Problem to solve: Scan the lines below for the string "骆驼祥子" and report how many lines contain it, giving only the number.
>> Begin
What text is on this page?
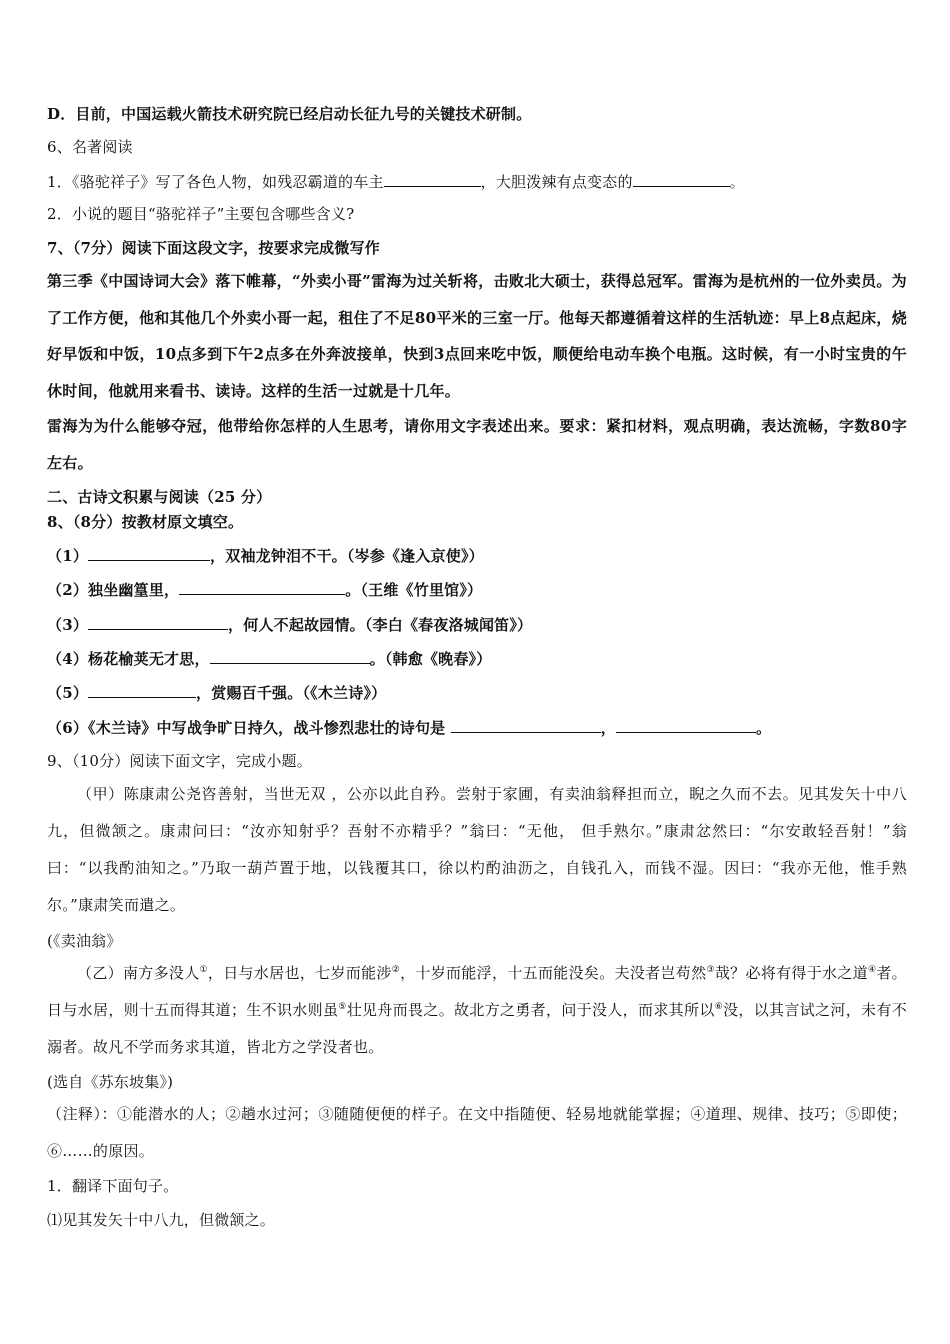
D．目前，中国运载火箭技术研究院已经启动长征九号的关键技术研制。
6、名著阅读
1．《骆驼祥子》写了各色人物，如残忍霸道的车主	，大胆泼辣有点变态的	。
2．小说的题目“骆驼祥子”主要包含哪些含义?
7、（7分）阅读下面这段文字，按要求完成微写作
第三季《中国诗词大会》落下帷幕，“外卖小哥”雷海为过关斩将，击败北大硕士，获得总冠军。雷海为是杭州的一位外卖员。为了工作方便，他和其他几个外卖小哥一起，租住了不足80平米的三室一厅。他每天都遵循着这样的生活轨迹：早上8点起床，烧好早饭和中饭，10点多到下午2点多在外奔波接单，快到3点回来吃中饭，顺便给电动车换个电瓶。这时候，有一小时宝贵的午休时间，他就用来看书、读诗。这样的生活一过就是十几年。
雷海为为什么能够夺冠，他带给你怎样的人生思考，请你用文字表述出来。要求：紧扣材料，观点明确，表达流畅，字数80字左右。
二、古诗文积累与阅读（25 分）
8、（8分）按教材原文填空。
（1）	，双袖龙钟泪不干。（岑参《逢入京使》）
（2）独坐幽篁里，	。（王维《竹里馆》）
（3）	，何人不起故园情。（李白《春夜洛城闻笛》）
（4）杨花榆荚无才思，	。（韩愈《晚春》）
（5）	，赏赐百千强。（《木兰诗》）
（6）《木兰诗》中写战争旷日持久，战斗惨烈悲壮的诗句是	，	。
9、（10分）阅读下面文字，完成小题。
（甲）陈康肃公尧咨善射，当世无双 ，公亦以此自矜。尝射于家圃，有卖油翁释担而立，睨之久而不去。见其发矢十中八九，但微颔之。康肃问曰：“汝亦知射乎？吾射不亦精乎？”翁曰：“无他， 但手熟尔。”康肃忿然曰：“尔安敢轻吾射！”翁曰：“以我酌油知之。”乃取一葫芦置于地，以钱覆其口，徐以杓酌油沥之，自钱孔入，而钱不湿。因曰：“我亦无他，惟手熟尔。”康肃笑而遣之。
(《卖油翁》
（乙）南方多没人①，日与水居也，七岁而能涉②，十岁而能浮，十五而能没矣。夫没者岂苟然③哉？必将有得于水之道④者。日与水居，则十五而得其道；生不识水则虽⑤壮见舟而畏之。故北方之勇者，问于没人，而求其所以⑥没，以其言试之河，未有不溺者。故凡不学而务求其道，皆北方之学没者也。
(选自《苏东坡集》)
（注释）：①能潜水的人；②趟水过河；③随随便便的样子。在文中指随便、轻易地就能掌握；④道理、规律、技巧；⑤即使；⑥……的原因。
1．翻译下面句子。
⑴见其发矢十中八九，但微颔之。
>> End
Task output: 2